═══ BRANO DA LEGGERE ═══
Erano le 20.30 quando fra i due, che viaggiavano all’interno del proprio Chrysler Voyager, all’improvviso è scoppiata una furibonda litigata. L’uomo avrebbe minacciato di morte la donna, colpendola poi in testa con il martello, un grosso arnese da carpentiere lungo ben 44 centimetri che il cutrese teneva sotto il sedile dell’auto. La donna, in un estreme tentativo di difesa, è riuscita a scendere dall’auto, gettandosi sull’asfalto e venendo soccorsa da alcuni passanti, mentre l’auto si è data alla fuga. Immediato l’intervenuto del 118, che ha trasportato la donna al Pronto soccorso, e dei un equipaggio della Stazione dei carabinieri di Soresina, capeggiati dal maresciallo Ornella Celletti, vice Comandante della Stazione. Dopo aver raccolto i primi elementi utili, i carabinieri della compagnia di Cremona, guidati dal capitano Rocco Truda, hanno diramato le ricerche su tutto il territorio provinciale con un equipaggio di Soresina, Cremona, Casalbuttano e la Radiomobile, oltre agli equipaggi di Crema e Casalmaggiore (a cui erano state diramate le ricerche). Determinante per il successo delle ricerche, l’ottimo lavoro di coordinazione svolta dagli uomini presenti in Centrale Operativa di Cremona, personale che lavora in silenzio, nell’ombra, ma che spesso e volentieri si rivela determinante nella risoluzione di un caso.
═══ DATI DISPONIBILI ═══
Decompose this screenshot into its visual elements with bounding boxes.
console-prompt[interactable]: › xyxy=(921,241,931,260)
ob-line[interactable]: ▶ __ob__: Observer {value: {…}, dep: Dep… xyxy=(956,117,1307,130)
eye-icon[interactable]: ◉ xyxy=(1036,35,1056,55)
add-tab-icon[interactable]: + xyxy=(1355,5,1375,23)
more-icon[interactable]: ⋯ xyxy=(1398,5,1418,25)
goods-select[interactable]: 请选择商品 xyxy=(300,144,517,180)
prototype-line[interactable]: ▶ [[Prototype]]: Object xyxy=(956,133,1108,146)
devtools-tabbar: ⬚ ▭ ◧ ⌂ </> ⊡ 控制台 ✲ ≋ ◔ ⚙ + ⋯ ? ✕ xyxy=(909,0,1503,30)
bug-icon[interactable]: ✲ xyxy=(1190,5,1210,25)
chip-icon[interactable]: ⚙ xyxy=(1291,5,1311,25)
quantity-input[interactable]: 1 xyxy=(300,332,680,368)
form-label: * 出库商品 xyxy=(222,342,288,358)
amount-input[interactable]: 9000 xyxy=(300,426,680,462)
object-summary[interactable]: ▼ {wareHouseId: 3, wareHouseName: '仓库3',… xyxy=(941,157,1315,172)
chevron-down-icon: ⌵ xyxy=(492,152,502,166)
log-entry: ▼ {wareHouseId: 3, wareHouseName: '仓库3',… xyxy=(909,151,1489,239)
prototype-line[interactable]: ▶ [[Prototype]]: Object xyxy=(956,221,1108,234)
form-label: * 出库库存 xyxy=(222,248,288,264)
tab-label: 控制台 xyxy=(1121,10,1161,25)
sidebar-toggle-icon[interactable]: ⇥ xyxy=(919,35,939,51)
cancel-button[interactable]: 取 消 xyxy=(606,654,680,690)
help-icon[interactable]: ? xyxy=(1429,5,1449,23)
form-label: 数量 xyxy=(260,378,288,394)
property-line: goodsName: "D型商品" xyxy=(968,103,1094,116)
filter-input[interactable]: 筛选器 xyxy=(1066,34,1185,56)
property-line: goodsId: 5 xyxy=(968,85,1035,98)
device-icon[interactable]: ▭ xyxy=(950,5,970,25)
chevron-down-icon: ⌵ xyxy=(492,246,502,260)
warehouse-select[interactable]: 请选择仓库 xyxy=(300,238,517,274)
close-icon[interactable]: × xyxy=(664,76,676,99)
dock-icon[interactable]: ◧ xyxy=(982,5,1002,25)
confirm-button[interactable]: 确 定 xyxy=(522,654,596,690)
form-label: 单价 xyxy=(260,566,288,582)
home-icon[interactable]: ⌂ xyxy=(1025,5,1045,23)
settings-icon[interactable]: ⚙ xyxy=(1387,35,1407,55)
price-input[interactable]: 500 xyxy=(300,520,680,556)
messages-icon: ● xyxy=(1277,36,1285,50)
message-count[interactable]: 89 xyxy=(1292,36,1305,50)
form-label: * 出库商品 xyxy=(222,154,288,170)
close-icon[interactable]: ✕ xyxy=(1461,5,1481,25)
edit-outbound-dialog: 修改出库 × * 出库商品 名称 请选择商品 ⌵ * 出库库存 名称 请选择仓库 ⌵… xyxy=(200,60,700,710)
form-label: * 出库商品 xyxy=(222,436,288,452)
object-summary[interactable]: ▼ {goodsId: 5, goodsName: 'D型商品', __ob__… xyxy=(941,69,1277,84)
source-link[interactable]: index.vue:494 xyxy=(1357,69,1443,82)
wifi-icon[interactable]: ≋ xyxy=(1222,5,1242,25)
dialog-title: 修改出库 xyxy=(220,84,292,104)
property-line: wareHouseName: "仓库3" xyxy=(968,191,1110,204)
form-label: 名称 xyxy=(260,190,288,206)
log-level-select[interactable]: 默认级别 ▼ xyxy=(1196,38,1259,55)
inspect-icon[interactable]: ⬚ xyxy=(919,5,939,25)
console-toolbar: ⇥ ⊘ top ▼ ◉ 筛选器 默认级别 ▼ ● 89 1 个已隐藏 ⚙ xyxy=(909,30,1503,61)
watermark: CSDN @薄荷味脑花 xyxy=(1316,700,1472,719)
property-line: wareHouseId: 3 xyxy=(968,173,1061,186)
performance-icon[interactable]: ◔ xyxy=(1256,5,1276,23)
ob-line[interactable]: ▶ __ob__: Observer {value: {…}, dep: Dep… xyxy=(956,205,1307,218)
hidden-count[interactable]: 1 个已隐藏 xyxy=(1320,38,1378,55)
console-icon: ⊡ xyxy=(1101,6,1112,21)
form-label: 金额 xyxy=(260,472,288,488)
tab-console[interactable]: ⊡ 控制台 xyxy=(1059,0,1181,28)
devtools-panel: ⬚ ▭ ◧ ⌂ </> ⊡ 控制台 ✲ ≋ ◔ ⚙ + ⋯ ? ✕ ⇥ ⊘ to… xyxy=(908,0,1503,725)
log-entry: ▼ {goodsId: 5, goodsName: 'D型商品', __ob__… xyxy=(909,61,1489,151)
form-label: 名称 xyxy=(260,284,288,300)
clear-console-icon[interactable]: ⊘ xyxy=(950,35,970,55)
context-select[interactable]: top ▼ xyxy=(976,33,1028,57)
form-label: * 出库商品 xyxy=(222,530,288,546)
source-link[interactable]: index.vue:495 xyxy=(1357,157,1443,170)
═══
**OBIETTIVO DEL COMPITO:**
Secondo il brano, quanto era lungo il martello con cui l'uomo ha colpito la donna? Il materiale non ha alcun legame con il brano.

**RISPOSTA AL COMPITO:**
44 centimetri.